## Instruction
Exclude the pictures and return every line exactly as written.

## Input material

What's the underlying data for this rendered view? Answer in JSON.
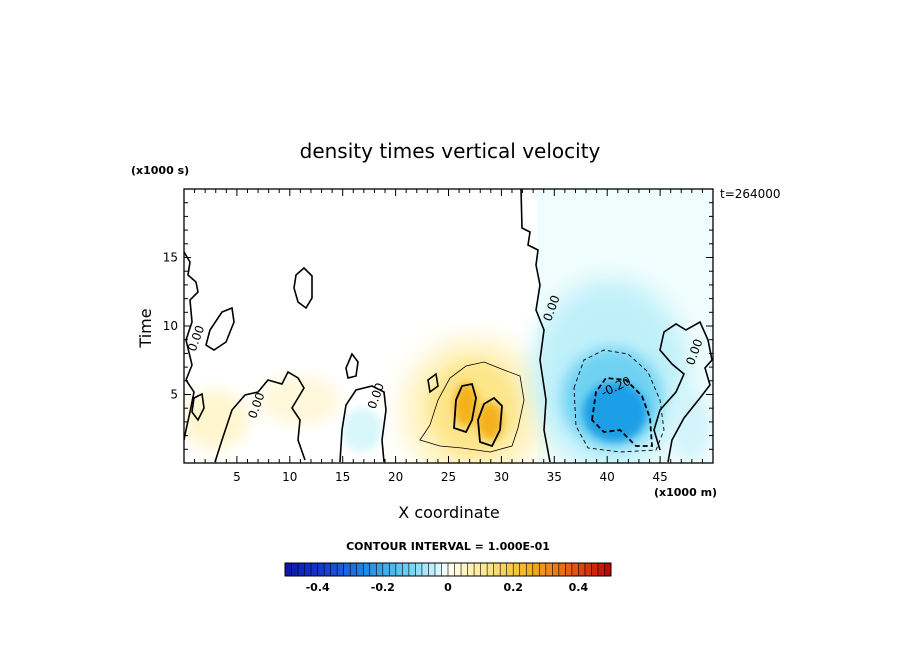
{
  "chart_data": {
    "type": "heatmap",
    "title": "density times vertical velocity",
    "xlabel": "X coordinate",
    "ylabel": "Time",
    "x_unit": "(x1000 m)",
    "y_unit": "(x1000 s)",
    "timestamp": "t=264000",
    "xlim": [
      0,
      50
    ],
    "ylim": [
      0,
      20
    ],
    "x_ticks": [
      "5",
      "10",
      "15",
      "20",
      "25",
      "30",
      "35",
      "40",
      "45"
    ],
    "y_ticks": [
      "5",
      "10",
      "15"
    ],
    "contour_interval_label": "CONTOUR INTERVAL = 1.000E-01",
    "contour_labels": [
      {
        "text": "0.00",
        "x": 1.5,
        "y": 9.0
      },
      {
        "text": "0.00",
        "x": 7.2,
        "y": 4.1
      },
      {
        "text": "0.00",
        "x": 18.5,
        "y": 4.8
      },
      {
        "text": "0.00",
        "x": 35.1,
        "y": 11.2
      },
      {
        "text": "-0.20",
        "x": 41.0,
        "y": 5.3
      },
      {
        "text": "0.00",
        "x": 48.6,
        "y": 8.0
      }
    ],
    "features": [
      {
        "kind": "positive-max",
        "x": 28.0,
        "y": 3.5,
        "value": 0.3
      },
      {
        "kind": "positive-max",
        "x": 29.5,
        "y": 3.0,
        "value": 0.3
      },
      {
        "kind": "negative-min",
        "x": 41.0,
        "y": 3.0,
        "value": -0.35
      }
    ],
    "colorbar": {
      "min": -0.5,
      "max": 0.5,
      "tick_labels": [
        "-0.4",
        "-0.2",
        "0",
        "0.2",
        "0.4"
      ],
      "tick_values": [
        -0.4,
        -0.2,
        0,
        0.2,
        0.4
      ]
    },
    "colors": {
      "strong_negative": "#0b16a8",
      "negative": "#1e9fe6",
      "weak_negative": "#d8f7fb",
      "zero": "#ffffff",
      "weak_positive": "#fff6c8",
      "positive": "#f3b21c",
      "strong_positive": "#c80000"
    }
  }
}
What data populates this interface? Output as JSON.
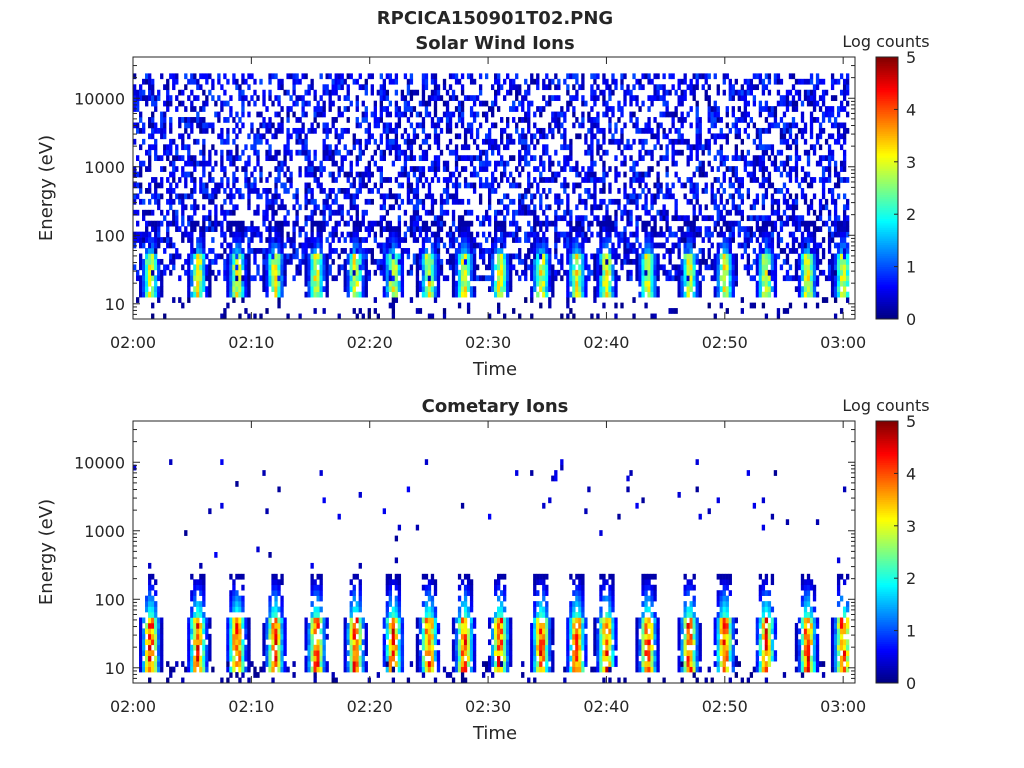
{
  "figure_title": "RPCICA150901T02.PNG",
  "chart_data": [
    {
      "type": "heatmap",
      "title": "Solar Wind Ions",
      "xlabel": "Time",
      "ylabel": "Energy (eV)",
      "x_tick_labels": [
        "02:00",
        "02:10",
        "02:20",
        "02:30",
        "02:40",
        "02:50",
        "03:00"
      ],
      "x_range": [
        "02:00",
        "03:01"
      ],
      "y_scale": "log",
      "y_tick_labels": [
        "10",
        "100",
        "1000",
        "10000"
      ],
      "y_ticks": [
        10,
        100,
        1000,
        10000
      ],
      "y_range": [
        6,
        40000
      ],
      "colorbar": {
        "label": "Log counts",
        "range": [
          0,
          5
        ],
        "tick_labels": [
          "0",
          "1",
          "2",
          "3",
          "4",
          "5"
        ],
        "colormap": "jet"
      },
      "pulse_centers_min": [
        1.5,
        5.5,
        8.8,
        12,
        15.5,
        18.8,
        22,
        25,
        28,
        31,
        34.5,
        37.5,
        40,
        43.5,
        47,
        50,
        53.5,
        57,
        60
      ],
      "pulse_peak_log_counts": 3.2,
      "pulse_core_energy_ev": [
        20,
        45
      ],
      "pulse_top_energy_ev": 150,
      "noise_energy_ev": [
        20,
        25000
      ],
      "noise_log_counts": [
        0.1,
        1.0
      ]
    },
    {
      "type": "heatmap",
      "title": "Cometary Ions",
      "xlabel": "Time",
      "ylabel": "Energy (eV)",
      "x_tick_labels": [
        "02:00",
        "02:10",
        "02:20",
        "02:30",
        "02:40",
        "02:50",
        "03:00"
      ],
      "x_range": [
        "02:00",
        "03:01"
      ],
      "y_scale": "log",
      "y_tick_labels": [
        "10",
        "100",
        "1000",
        "10000"
      ],
      "y_ticks": [
        10,
        100,
        1000,
        10000
      ],
      "y_range": [
        6,
        40000
      ],
      "colorbar": {
        "label": "Log counts",
        "range": [
          0,
          5
        ],
        "tick_labels": [
          "0",
          "1",
          "2",
          "3",
          "4",
          "5"
        ],
        "colormap": "jet"
      },
      "pulse_centers_min": [
        1.5,
        5.5,
        8.8,
        12,
        15.5,
        18.8,
        22,
        25,
        28,
        31,
        34.5,
        37.5,
        40,
        43.5,
        47,
        50,
        53.5,
        57,
        60
      ],
      "pulse_peak_log_counts": 4.3,
      "pulse_core_energy_ev": [
        15,
        45
      ],
      "pulse_top_energy_ev": 250,
      "noise_energy_ev": [
        300,
        12000
      ],
      "noise_log_counts": [
        0.1,
        0.6
      ]
    }
  ]
}
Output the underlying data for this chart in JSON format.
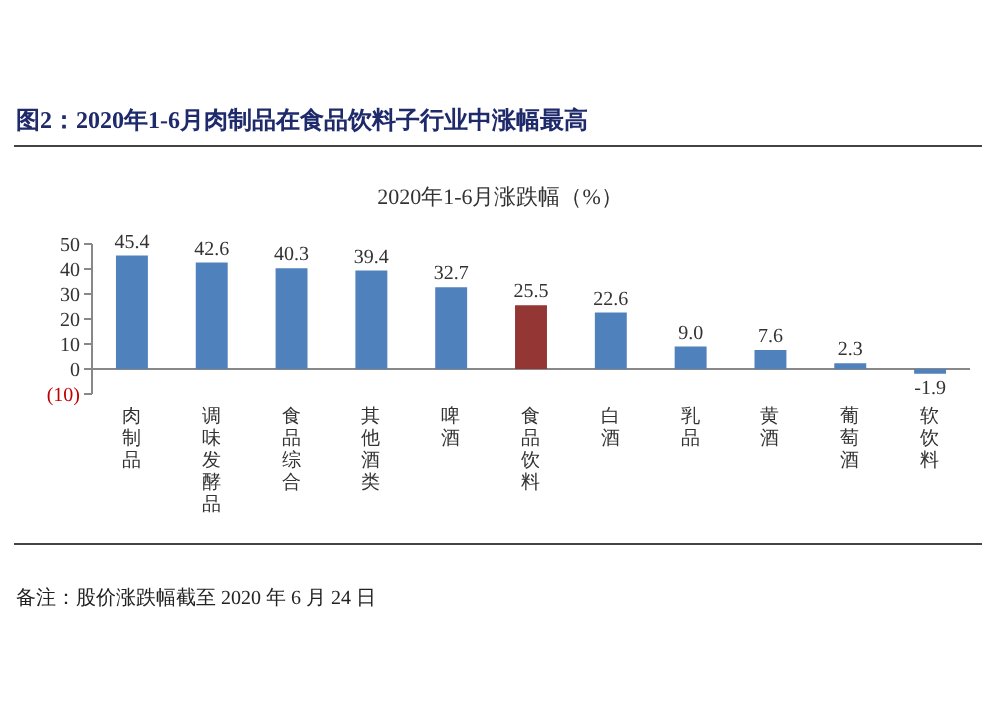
{
  "chart_data": {
    "type": "bar",
    "title": "图2：2020年1-6月肉制品在食品饮料子行业中涨幅最高",
    "subtitle": "2020年1-6月涨跌幅（%）",
    "categories": [
      "肉制品",
      "调味发酵品",
      "食品综合",
      "其他酒类",
      "啤酒",
      "食品饮料",
      "白酒",
      "乳品",
      "黄酒",
      "葡萄酒",
      "软饮料"
    ],
    "values": [
      45.4,
      42.6,
      40.3,
      39.4,
      32.7,
      25.5,
      22.6,
      9.0,
      7.6,
      2.3,
      -1.9
    ],
    "value_labels": [
      "45.4",
      "42.6",
      "40.3",
      "39.4",
      "32.7",
      "25.5",
      "22.6",
      "9.0",
      "7.6",
      "2.3",
      "-1.9"
    ],
    "colors": [
      "#4f81bd",
      "#4f81bd",
      "#4f81bd",
      "#4f81bd",
      "#4f81bd",
      "#943634",
      "#4f81bd",
      "#4f81bd",
      "#4f81bd",
      "#4f81bd",
      "#4f81bd"
    ],
    "ylim": [
      -10,
      50
    ],
    "yticks": [
      {
        "value": -10,
        "label": "(10)"
      },
      0,
      10,
      20,
      30,
      40,
      50
    ],
    "grid": false,
    "annotations": [
      "备注：股价涨跌幅截至 2020 年 6 月 24 日"
    ]
  }
}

## Answer for this exercise
What's the underlying data for this rendered view? Answer in JSON.
{
  "chart_data": {
    "type": "heatmap",
    "title": "density times vertical velocity",
    "xlabel": "X coordinate",
    "ylabel": "Time",
    "x_unit": "(x1000 m)",
    "y_unit": "(x1000 s)",
    "timestamp": "t=264000",
    "xlim": [
      0,
      50
    ],
    "ylim": [
      0,
      20
    ],
    "x_ticks": [
      "5",
      "10",
      "15",
      "20",
      "25",
      "30",
      "35",
      "40",
      "45"
    ],
    "y_ticks": [
      "5",
      "10",
      "15"
    ],
    "contour_interval_label": "CONTOUR INTERVAL = 1.000E-01",
    "contour_labels": [
      {
        "text": "0.00",
        "x": 1.5,
        "y": 9.0
      },
      {
        "text": "0.00",
        "x": 7.2,
        "y": 4.1
      },
      {
        "text": "0.00",
        "x": 18.5,
        "y": 4.8
      },
      {
        "text": "0.00",
        "x": 35.1,
        "y": 11.2
      },
      {
        "text": "-0.20",
        "x": 41.0,
        "y": 5.3
      },
      {
        "text": "0.00",
        "x": 48.6,
        "y": 8.0
      }
    ],
    "features": [
      {
        "kind": "positive-max",
        "x": 28.0,
        "y": 3.5,
        "value": 0.3
      },
      {
        "kind": "positive-max",
        "x": 29.5,
        "y": 3.0,
        "value": 0.3
      },
      {
        "kind": "negative-min",
        "x": 41.0,
        "y": 3.0,
        "value": -0.35
      }
    ],
    "colorbar": {
      "min": -0.5,
      "max": 0.5,
      "tick_labels": [
        "-0.4",
        "-0.2",
        "0",
        "0.2",
        "0.4"
      ],
      "tick_values": [
        -0.4,
        -0.2,
        0,
        0.2,
        0.4
      ]
    },
    "colors": {
      "strong_negative": "#0b16a8",
      "negative": "#1e9fe6",
      "weak_negative": "#d8f7fb",
      "zero": "#ffffff",
      "weak_positive": "#fff6c8",
      "positive": "#f3b21c",
      "strong_positive": "#c80000"
    }
  }
}
What data populates this interface? Output as JSON.
{
  "figure_title": "RPCICA150901T02.PNG",
  "chart_data": [
    {
      "type": "heatmap",
      "title": "Solar Wind Ions",
      "xlabel": "Time",
      "ylabel": "Energy (eV)",
      "x_tick_labels": [
        "02:00",
        "02:10",
        "02:20",
        "02:30",
        "02:40",
        "02:50",
        "03:00"
      ],
      "x_range": [
        "02:00",
        "03:01"
      ],
      "y_scale": "log",
      "y_tick_labels": [
        "10",
        "100",
        "1000",
        "10000"
      ],
      "y_ticks": [
        10,
        100,
        1000,
        10000
      ],
      "y_range": [
        6,
        40000
      ],
      "colorbar": {
        "label": "Log counts",
        "range": [
          0,
          5
        ],
        "tick_labels": [
          "0",
          "1",
          "2",
          "3",
          "4",
          "5"
        ],
        "colormap": "jet"
      },
      "pulse_centers_min": [
        1.5,
        5.5,
        8.8,
        12,
        15.5,
        18.8,
        22,
        25,
        28,
        31,
        34.5,
        37.5,
        40,
        43.5,
        47,
        50,
        53.5,
        57,
        60
      ],
      "pulse_peak_log_counts": 3.2,
      "pulse_core_energy_ev": [
        20,
        45
      ],
      "pulse_top_energy_ev": 150,
      "noise_energy_ev": [
        20,
        25000
      ],
      "noise_log_counts": [
        0.1,
        1.0
      ]
    },
    {
      "type": "heatmap",
      "title": "Cometary Ions",
      "xlabel": "Time",
      "ylabel": "Energy (eV)",
      "x_tick_labels": [
        "02:00",
        "02:10",
        "02:20",
        "02:30",
        "02:40",
        "02:50",
        "03:00"
      ],
      "x_range": [
        "02:00",
        "03:01"
      ],
      "y_scale": "log",
      "y_tick_labels": [
        "10",
        "100",
        "1000",
        "10000"
      ],
      "y_ticks": [
        10,
        100,
        1000,
        10000
      ],
      "y_range": [
        6,
        40000
      ],
      "colorbar": {
        "label": "Log counts",
        "range": [
          0,
          5
        ],
        "tick_labels": [
          "0",
          "1",
          "2",
          "3",
          "4",
          "5"
        ],
        "colormap": "jet"
      },
      "pulse_centers_min": [
        1.5,
        5.5,
        8.8,
        12,
        15.5,
        18.8,
        22,
        25,
        28,
        31,
        34.5,
        37.5,
        40,
        43.5,
        47,
        50,
        53.5,
        57,
        60
      ],
      "pulse_peak_log_counts": 4.3,
      "pulse_core_energy_ev": [
        15,
        45
      ],
      "pulse_top_energy_ev": 250,
      "noise_energy_ev": [
        300,
        12000
      ],
      "noise_log_counts": [
        0.1,
        0.6
      ]
    }
  ]
}
Output the underlying data for this chart in JSON format.
{
  "chart_data": {
    "type": "bar",
    "title": "图2：2020年1-6月肉制品在食品饮料子行业中涨幅最高",
    "subtitle": "2020年1-6月涨跌幅（%）",
    "categories": [
      "肉制品",
      "调味发酵品",
      "食品综合",
      "其他酒类",
      "啤酒",
      "食品饮料",
      "白酒",
      "乳品",
      "黄酒",
      "葡萄酒",
      "软饮料"
    ],
    "values": [
      45.4,
      42.6,
      40.3,
      39.4,
      32.7,
      25.5,
      22.6,
      9.0,
      7.6,
      2.3,
      -1.9
    ],
    "value_labels": [
      "45.4",
      "42.6",
      "40.3",
      "39.4",
      "32.7",
      "25.5",
      "22.6",
      "9.0",
      "7.6",
      "2.3",
      "-1.9"
    ],
    "colors": [
      "#4f81bd",
      "#4f81bd",
      "#4f81bd",
      "#4f81bd",
      "#4f81bd",
      "#943634",
      "#4f81bd",
      "#4f81bd",
      "#4f81bd",
      "#4f81bd",
      "#4f81bd"
    ],
    "ylim": [
      -10,
      50
    ],
    "yticks": [
      {
        "value": -10,
        "label": "(10)"
      },
      0,
      10,
      20,
      30,
      40,
      50
    ],
    "grid": false,
    "annotations": [
      "备注：股价涨跌幅截至 2020 年 6 月 24 日"
    ]
  }
}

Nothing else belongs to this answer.